● **SOURCE RECORDS**:
_ _ _ _

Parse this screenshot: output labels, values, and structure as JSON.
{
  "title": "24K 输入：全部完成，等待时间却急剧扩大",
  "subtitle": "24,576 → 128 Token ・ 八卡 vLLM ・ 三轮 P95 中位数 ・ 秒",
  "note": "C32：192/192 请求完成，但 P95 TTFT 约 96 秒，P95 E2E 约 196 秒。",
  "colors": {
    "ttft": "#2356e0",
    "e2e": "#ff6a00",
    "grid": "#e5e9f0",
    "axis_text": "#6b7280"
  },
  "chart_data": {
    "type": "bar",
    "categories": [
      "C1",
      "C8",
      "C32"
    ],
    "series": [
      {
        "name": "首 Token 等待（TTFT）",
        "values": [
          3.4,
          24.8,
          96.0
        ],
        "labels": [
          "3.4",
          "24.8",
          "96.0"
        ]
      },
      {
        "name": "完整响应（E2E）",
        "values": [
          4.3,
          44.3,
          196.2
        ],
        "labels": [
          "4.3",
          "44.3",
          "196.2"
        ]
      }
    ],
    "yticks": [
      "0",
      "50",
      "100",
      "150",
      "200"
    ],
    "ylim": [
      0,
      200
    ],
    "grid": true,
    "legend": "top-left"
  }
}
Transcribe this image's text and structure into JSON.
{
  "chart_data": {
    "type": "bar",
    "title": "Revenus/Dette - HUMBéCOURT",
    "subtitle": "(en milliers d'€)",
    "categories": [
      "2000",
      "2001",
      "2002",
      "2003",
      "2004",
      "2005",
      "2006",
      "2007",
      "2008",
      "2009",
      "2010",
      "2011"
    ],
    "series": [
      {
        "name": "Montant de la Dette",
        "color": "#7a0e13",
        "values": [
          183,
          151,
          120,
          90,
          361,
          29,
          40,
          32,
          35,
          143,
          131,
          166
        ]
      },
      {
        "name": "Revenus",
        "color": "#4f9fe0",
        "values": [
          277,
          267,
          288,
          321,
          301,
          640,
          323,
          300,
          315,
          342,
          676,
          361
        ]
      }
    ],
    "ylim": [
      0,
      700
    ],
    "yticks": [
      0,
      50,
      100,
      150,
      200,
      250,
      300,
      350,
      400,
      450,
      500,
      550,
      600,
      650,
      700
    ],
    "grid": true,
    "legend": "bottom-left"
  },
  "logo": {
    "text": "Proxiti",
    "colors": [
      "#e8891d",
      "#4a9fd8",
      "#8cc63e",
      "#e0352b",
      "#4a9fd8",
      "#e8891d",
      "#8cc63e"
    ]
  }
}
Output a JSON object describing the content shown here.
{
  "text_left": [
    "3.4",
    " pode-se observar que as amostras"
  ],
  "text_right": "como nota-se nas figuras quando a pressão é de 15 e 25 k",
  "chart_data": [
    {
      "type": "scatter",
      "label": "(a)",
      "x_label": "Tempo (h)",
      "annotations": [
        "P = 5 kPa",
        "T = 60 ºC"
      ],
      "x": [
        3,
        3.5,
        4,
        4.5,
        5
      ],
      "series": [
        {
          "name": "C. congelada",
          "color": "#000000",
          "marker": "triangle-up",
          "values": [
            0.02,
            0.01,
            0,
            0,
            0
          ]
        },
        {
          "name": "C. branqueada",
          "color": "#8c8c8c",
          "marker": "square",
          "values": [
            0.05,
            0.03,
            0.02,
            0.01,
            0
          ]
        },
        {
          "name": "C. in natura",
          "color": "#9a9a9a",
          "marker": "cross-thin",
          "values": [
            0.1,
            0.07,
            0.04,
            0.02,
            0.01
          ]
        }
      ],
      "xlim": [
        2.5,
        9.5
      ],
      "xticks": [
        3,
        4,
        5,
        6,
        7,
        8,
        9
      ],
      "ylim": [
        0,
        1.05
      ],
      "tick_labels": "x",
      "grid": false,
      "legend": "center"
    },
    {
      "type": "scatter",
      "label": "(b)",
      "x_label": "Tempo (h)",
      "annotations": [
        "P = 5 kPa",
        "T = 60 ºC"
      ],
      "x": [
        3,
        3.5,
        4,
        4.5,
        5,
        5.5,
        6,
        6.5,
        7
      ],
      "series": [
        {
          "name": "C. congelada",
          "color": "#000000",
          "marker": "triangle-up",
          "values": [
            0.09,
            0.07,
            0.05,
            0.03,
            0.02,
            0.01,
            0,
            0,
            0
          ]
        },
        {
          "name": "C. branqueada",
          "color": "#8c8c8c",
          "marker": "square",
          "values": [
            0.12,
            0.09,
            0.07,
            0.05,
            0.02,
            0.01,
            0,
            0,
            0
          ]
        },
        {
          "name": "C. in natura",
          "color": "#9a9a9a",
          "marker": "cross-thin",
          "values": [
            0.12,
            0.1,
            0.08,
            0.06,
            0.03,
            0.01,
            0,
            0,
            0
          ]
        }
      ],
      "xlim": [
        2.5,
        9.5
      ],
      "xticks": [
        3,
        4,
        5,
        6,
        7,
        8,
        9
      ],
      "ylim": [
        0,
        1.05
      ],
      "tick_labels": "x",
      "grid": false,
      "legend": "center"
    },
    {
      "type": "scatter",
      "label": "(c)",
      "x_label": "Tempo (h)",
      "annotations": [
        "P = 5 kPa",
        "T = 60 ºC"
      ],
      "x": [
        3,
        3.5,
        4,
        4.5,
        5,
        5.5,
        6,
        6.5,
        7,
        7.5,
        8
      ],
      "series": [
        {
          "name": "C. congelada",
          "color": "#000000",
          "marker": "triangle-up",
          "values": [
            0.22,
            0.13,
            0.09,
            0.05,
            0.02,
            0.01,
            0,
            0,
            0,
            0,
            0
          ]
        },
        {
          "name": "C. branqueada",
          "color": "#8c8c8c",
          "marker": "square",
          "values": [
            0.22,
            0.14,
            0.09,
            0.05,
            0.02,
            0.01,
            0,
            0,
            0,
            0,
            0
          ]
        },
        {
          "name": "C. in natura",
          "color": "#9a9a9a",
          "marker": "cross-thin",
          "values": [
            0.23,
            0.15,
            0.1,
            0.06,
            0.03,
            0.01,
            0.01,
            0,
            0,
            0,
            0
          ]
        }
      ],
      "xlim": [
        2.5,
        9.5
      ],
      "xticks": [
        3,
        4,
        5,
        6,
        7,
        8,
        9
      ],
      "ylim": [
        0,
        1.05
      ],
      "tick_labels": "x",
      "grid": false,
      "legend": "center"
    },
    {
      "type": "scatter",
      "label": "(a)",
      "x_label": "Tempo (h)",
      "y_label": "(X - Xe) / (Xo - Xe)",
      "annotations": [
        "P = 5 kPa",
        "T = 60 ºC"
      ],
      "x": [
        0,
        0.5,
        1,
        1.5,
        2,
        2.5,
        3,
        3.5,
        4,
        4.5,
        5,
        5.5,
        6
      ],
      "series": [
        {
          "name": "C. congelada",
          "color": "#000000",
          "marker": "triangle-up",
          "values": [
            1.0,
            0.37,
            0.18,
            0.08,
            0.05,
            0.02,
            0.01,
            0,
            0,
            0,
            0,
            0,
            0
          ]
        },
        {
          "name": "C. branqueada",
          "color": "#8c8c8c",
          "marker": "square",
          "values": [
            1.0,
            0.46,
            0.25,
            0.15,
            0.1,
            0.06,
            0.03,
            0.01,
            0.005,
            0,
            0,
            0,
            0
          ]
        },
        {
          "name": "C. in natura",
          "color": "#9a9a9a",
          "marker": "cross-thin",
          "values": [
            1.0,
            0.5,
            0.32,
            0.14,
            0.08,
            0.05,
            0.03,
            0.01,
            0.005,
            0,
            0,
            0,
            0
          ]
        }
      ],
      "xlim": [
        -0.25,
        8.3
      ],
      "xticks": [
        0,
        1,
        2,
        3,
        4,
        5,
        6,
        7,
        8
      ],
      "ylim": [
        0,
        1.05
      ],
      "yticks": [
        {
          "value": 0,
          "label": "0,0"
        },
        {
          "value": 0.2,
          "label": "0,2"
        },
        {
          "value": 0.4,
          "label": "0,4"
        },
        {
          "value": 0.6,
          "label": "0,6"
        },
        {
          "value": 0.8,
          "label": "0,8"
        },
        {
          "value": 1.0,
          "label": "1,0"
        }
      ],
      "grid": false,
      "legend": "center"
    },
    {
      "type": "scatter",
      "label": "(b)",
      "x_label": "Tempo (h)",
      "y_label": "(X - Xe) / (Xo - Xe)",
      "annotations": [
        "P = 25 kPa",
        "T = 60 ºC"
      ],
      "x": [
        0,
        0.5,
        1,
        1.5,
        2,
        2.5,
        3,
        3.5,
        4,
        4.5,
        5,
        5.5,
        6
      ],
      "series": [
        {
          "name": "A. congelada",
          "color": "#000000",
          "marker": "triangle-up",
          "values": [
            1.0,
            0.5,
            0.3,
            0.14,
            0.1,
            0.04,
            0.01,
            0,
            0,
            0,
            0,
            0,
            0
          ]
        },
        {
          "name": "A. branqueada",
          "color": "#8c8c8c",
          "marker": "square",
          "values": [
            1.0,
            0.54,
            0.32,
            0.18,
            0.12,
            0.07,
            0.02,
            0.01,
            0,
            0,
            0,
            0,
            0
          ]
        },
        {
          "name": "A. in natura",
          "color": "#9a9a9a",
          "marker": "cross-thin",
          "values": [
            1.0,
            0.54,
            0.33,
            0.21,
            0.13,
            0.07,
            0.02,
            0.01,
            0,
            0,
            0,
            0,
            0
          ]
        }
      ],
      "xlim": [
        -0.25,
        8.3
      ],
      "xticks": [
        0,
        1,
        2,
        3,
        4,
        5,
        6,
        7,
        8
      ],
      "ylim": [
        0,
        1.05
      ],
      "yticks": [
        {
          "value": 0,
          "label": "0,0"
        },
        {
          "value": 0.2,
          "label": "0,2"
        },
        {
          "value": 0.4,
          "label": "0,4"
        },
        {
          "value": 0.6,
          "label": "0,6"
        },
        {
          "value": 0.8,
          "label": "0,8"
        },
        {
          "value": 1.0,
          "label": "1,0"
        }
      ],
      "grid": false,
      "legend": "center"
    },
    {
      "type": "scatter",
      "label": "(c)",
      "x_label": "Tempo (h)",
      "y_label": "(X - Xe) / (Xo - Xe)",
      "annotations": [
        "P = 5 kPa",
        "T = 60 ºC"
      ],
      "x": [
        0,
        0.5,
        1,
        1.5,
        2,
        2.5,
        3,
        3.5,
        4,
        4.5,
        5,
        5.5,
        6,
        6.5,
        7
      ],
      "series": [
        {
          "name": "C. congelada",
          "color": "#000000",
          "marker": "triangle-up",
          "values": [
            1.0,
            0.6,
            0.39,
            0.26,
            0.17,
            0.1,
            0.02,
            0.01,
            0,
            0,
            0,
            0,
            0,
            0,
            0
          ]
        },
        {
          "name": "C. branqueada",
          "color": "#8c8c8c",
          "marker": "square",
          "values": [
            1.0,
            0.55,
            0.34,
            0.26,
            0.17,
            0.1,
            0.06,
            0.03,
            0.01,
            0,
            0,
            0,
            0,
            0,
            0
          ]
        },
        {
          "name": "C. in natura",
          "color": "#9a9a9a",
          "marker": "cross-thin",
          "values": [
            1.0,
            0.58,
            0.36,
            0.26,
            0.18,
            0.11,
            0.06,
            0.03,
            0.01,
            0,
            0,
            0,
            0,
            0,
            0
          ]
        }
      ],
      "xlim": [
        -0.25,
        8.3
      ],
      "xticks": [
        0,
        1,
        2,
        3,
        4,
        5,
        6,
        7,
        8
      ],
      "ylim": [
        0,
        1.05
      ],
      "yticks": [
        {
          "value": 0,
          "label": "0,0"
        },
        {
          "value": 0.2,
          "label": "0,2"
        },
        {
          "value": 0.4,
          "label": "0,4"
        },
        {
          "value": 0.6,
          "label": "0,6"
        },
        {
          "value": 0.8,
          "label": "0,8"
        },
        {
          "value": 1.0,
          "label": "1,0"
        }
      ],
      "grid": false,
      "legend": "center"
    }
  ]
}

_ _ _ _

● **REQUIREMENTS**: List the lines of the records where "Revenus" occurs.

● **RESULT BELOW**:
    "title": "Revenus/Dette - HUMBéCOURT",
        "name": "Revenus",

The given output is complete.